(Annotated element rows)
——————
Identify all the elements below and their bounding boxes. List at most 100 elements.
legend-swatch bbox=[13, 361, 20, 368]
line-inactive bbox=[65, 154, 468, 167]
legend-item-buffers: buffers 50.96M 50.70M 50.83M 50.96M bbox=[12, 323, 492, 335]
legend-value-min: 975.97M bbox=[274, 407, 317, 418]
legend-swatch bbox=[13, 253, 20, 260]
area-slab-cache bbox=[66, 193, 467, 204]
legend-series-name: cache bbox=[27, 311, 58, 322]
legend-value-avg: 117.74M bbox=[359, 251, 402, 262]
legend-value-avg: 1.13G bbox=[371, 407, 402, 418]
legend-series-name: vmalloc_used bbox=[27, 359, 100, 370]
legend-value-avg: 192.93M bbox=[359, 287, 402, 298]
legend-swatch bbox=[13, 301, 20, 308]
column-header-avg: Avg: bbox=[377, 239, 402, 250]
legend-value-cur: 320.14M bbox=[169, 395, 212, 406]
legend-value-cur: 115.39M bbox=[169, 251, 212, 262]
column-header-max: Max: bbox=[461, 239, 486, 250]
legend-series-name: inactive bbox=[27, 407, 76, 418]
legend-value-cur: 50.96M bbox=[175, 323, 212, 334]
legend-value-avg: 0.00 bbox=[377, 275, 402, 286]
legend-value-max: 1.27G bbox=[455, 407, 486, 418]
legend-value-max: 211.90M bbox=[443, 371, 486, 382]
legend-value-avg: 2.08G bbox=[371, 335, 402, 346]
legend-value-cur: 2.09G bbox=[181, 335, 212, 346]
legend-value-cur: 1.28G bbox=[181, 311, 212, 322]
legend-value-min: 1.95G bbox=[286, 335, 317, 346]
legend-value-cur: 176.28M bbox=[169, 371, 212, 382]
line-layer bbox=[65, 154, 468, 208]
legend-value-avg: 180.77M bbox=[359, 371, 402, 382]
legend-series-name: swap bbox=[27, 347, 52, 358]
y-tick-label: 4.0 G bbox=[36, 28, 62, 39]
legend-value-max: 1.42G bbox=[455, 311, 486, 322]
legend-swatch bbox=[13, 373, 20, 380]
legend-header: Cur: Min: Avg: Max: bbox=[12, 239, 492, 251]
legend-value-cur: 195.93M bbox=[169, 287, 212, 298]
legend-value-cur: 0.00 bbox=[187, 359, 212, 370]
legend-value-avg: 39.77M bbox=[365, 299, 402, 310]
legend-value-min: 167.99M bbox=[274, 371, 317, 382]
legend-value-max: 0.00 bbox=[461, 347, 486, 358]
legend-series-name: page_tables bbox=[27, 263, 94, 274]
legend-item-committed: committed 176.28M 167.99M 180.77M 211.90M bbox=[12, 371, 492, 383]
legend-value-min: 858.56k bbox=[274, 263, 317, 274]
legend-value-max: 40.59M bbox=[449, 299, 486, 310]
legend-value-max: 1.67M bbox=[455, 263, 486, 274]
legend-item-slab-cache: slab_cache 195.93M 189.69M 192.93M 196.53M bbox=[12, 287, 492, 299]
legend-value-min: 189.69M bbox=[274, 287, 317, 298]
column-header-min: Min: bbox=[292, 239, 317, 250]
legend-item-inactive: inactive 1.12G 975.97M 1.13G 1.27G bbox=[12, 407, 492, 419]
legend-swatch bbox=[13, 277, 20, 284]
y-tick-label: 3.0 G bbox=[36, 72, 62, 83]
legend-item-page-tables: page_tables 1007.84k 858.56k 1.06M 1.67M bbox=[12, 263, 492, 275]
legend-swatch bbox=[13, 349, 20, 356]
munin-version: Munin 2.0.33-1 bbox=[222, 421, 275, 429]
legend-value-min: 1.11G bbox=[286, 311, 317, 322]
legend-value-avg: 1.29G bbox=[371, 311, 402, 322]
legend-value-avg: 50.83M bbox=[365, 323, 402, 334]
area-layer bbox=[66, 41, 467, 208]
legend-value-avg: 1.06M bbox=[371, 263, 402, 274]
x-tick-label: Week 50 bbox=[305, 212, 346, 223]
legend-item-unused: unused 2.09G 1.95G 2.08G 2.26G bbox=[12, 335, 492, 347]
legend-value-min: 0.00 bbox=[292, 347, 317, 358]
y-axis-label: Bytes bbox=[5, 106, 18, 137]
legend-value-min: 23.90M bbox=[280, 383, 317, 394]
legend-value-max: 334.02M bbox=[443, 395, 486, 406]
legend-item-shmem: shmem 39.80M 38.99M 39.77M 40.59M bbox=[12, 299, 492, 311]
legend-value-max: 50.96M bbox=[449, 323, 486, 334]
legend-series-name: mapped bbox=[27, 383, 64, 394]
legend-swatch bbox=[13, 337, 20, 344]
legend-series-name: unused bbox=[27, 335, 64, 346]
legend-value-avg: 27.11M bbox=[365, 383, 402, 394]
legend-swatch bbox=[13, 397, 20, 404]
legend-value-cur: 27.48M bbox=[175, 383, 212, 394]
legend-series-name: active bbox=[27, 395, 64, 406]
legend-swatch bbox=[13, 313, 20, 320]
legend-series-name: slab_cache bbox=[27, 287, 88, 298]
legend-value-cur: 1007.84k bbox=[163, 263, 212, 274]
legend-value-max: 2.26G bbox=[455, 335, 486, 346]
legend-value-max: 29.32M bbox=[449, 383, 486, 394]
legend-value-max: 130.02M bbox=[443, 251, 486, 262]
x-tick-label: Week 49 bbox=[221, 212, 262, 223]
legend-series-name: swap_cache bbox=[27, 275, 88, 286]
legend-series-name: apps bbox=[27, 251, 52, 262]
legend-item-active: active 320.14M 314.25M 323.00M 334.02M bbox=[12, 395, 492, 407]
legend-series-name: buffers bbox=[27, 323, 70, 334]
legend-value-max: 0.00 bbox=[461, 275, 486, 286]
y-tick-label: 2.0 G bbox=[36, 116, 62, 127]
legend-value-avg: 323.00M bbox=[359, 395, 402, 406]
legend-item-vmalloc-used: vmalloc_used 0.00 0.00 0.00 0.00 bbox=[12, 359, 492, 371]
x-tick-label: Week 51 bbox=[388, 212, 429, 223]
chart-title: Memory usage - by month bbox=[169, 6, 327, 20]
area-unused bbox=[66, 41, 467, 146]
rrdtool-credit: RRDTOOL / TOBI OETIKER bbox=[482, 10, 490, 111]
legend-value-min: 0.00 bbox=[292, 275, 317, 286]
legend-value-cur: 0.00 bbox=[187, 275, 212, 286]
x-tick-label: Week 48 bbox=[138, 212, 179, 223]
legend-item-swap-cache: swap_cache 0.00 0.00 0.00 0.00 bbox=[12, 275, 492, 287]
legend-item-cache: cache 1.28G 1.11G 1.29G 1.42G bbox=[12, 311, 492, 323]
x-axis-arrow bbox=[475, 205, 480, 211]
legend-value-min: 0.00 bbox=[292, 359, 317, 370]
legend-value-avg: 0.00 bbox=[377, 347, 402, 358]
——————
Arrange every line of the rows above as a JSON list of strings, one string per line, with blank lines left out.

[
  "Identify all the elements below and their bounding boxes. List at most 100 elements.",
  "legend-swatch bbox=[13, 361, 20, 368]",
  "line-inactive bbox=[65, 154, 468, 167]",
  "legend-item-buffers: buffers 50.96M 50.70M 50.83M 50.96M bbox=[12, 323, 492, 335]",
  "legend-value-min: 975.97M bbox=[274, 407, 317, 418]",
  "legend-swatch bbox=[13, 253, 20, 260]",
  "area-slab-cache bbox=[66, 193, 467, 204]",
  "legend-series-name: cache bbox=[27, 311, 58, 322]",
  "legend-value-avg: 117.74M bbox=[359, 251, 402, 262]",
  "legend-value-avg: 1.13G bbox=[371, 407, 402, 418]",
  "legend-series-name: vmalloc_used bbox=[27, 359, 100, 370]",
  "legend-value-avg: 192.93M bbox=[359, 287, 402, 298]",
  "legend-swatch bbox=[13, 301, 20, 308]",
  "column-header-avg: Avg: bbox=[377, 239, 402, 250]",
  "legend-value-cur: 320.14M bbox=[169, 395, 212, 406]",
  "legend-value-cur: 115.39M bbox=[169, 251, 212, 262]",
  "column-header-max: Max: bbox=[461, 239, 486, 250]",
  "legend-series-name: inactive bbox=[27, 407, 76, 418]",
  "legend-value-cur: 50.96M bbox=[175, 323, 212, 334]",
  "legend-value-avg: 0.00 bbox=[377, 275, 402, 286]",
  "legend-value-max: 1.27G bbox=[455, 407, 486, 418]",
  "legend-value-max: 211.90M bbox=[443, 371, 486, 382]",
  "legend-value-avg: 2.08G bbox=[371, 335, 402, 346]",
  "legend-value-cur: 2.09G bbox=[181, 335, 212, 346]",
  "legend-value-cur: 1.28G bbox=[181, 311, 212, 322]",
  "legend-value-min: 1.95G bbox=[286, 335, 317, 346]",
  "legend-value-cur: 176.28M bbox=[169, 371, 212, 382]",
  "line-layer bbox=[65, 154, 468, 208]",
  "legend-value-avg: 180.77M bbox=[359, 371, 402, 382]",
  "legend-series-name: swap bbox=[27, 347, 52, 358]",
  "y-tick-label: 4.0 G bbox=[36, 28, 62, 39]",
  "legend-value-max: 1.42G bbox=[455, 311, 486, 322]",
  "legend-swatch bbox=[13, 373, 20, 380]",
  "legend-header: Cur: Min: Avg: Max: bbox=[12, 239, 492, 251]",
  "legend-value-cur: 195.93M bbox=[169, 287, 212, 298]",
  "legend-value-cur: 0.00 bbox=[187, 359, 212, 370]",
  "legend-value-avg: 39.77M bbox=[365, 299, 402, 310]",
  "legend-value-min: 167.99M bbox=[274, 371, 317, 382]",
  "legend-value-max: 0.00 bbox=[461, 347, 486, 358]",
  "legend-series-name: page_tables bbox=[27, 263, 94, 274]",
  "legend-item-committed: committed 176.28M 167.99M 180.77M 211.90M bbox=[12, 371, 492, 383]",
  "legend-value-min: 858.56k bbox=[274, 263, 317, 274]",
  "legend-value-max: 40.59M bbox=[449, 299, 486, 310]",
  "legend-value-max: 1.67M bbox=[455, 263, 486, 274]",
  "legend-item-slab-cache: slab_cache 195.93M 189.69M 192.93M 196.53M bbox=[12, 287, 492, 299]",
  "legend-value-min: 189.69M bbox=[274, 287, 317, 298]",
  "column-header-min: Min: bbox=[292, 239, 317, 250]",
  "legend-item-inactive: inactive 1.12G 975.97M 1.13G 1.27G bbox=[12, 407, 492, 419]",
  "legend-swatch bbox=[13, 277, 20, 284]",
  "y-tick-label: 3.0 G bbox=[36, 72, 62, 83]",
  "legend-item-page-tables: page_tables 1007.84k 858.56k 1.06M 1.67M bbox=[12, 263, 492, 275]",
  "legend-swatch bbox=[13, 349, 20, 356]",
  "munin-version: Munin 2.0.33-1 bbox=[222, 421, 275, 429]",
  "legend-value-min: 1.11G bbox=[286, 311, 317, 322]",
  "legend-value-avg: 1.29G bbox=[371, 311, 402, 322]",
  "legend-value-avg: 50.83M bbox=[365, 323, 402, 334]",
  "area-layer bbox=[66, 41, 467, 208]",
  "legend-value-avg: 1.06M bbox=[371, 263, 402, 274]",
  "x-tick-label: Week 50 bbox=[305, 212, 346, 223]",
  "legend-item-unused: unused 2.09G 1.95G 2.08G 2.26G bbox=[12, 335, 492, 347]",
  "legend-value-min: 0.00 bbox=[292, 347, 317, 358]",
  "y-axis-label: Bytes bbox=[5, 106, 18, 137]",
  "legend-value-min: 23.90M bbox=[280, 383, 317, 394]",
  "legend-value-max: 334.02M bbox=[443, 395, 486, 406]",
  "legend-item-shmem: shmem 39.80M 38.99M 39.77M 40.59M bbox=[12, 299, 492, 311]",
  "legend-value-max: 50.96M bbox=[449, 323, 486, 334]",
  "legend-series-name: mapped bbox=[27, 383, 64, 394]",
  "legend-swatch bbox=[13, 337, 20, 344]",
  "legend-series-name: unused bbox=[27, 335, 64, 346]",
  "legend-value-avg: 27.11M bbox=[365, 383, 402, 394]",
  "legend-swatch bbox=[13, 397, 20, 404]",
  "legend-value-cur: 27.48M bbox=[175, 383, 212, 394]",
  "legend-series-name: active bbox=[27, 395, 64, 406]",
  "legend-swatch bbox=[13, 313, 20, 320]",
  "legend-series-name: slab_cache bbox=[27, 287, 88, 298]",
  "legend-value-cur: 1007.84k bbox=[163, 263, 212, 274]",
  "legend-value-max: 2.26G bbox=[455, 335, 486, 346]",
  "legend-value-max: 29.32M bbox=[449, 383, 486, 394]",
  "legend-value-max: 130.02M bbox=[443, 251, 486, 262]",
  "x-tick-label: Week 49 bbox=[221, 212, 262, 223]",
  "legend-series-name: swap_cache bbox=[27, 275, 88, 286]",
  "legend-series-name: apps bbox=[27, 251, 52, 262]",
  "legend-item-active: active 320.14M 314.25M 323.00M 334.02M bbox=[12, 395, 492, 407]",
  "legend-series-name: buffers bbox=[27, 323, 70, 334]",
  "legend-value-max: 0.00 bbox=[461, 275, 486, 286]",
  "y-tick-label: 2.0 G bbox=[36, 116, 62, 127]",
  "legend-value-avg: 323.00M bbox=[359, 395, 402, 406]",
  "legend-item-vmalloc-used: vmalloc_used 0.00 0.00 0.00 0.00 bbox=[12, 359, 492, 371]",
  "x-tick-label: Week 51 bbox=[388, 212, 429, 223]",
  "chart-title: Memory usage - by month bbox=[169, 6, 327, 20]",
  "area-unused bbox=[66, 41, 467, 146]",
  "rrdtool-credit: RRDTOOL / TOBI OETIKER bbox=[482, 10, 490, 111]",
  "legend-value-min: 0.00 bbox=[292, 275, 317, 286]",
  "legend-value-cur: 0.00 bbox=[187, 275, 212, 286]",
  "x-tick-label: Week 48 bbox=[138, 212, 179, 223]",
  "legend-item-swap-cache: swap_cache 0.00 0.00 0.00 0.00 bbox=[12, 275, 492, 287]",
  "legend-item-cache: cache 1.28G 1.11G 1.29G 1.42G bbox=[12, 311, 492, 323]",
  "x-axis-arrow bbox=[475, 205, 480, 211]",
  "legend-value-min: 0.00 bbox=[292, 359, 317, 370]",
  "legend-value-avg: 0.00 bbox=[377, 347, 402, 358]"
]